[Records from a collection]
__________
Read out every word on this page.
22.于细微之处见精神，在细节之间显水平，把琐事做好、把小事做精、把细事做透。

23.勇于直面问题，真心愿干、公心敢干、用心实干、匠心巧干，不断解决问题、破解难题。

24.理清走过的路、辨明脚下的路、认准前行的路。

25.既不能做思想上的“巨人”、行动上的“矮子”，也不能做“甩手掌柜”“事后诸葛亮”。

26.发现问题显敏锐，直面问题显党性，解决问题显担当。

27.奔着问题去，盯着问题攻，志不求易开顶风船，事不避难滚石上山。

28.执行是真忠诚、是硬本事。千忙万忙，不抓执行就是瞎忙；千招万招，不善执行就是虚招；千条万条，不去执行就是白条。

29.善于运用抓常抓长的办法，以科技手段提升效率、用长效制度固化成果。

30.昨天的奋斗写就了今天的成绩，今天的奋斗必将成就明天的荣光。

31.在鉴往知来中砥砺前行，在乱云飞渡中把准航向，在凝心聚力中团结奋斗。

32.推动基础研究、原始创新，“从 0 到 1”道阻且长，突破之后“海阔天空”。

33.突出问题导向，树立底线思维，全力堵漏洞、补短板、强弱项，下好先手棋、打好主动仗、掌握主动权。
__________
Quote all the records exactly, please, leaving none out.

FULL ANSWER:
Read out every word on this page.
22.于细微之处见精神，在细节之间显水平，把琐事做好、把小事做精、把细事做透。

23.勇于直面问题，真心愿干、公心敢干、用心实干、匠心巧干，不断解决问题、破解难题。

24.理清走过的路、辨明脚下的路、认准前行的路。

25.既不能做思想上的“巨人”、行动上的“矮子”，也不能做“甩手掌柜”“事后诸葛亮”。

26.发现问题显敏锐，直面问题显党性，解决问题显担当。

27.奔着问题去，盯着问题攻，志不求易开顶风船，事不避难滚石上山。

28.执行是真忠诚、是硬本事。千忙万忙，不抓执行就是瞎忙；千招万招，不善执行就是虚招；千条万条，不去执行就是白条。

29.善于运用抓常抓长的办法，以科技手段提升效率、用长效制度固化成果。

30.昨天的奋斗写就了今天的成绩，今天的奋斗必将成就明天的荣光。

31.在鉴往知来中砥砺前行，在乱云飞渡中把准航向，在凝心聚力中团结奋斗。

32.推动基础研究、原始创新，“从 0 到 1”道阻且长，突破之后“海阔天空”。

33.突出问题导向，树立底线思维，全力堵漏洞、补短板、强弱项，下好先手棋、打好主动仗、掌握主动权。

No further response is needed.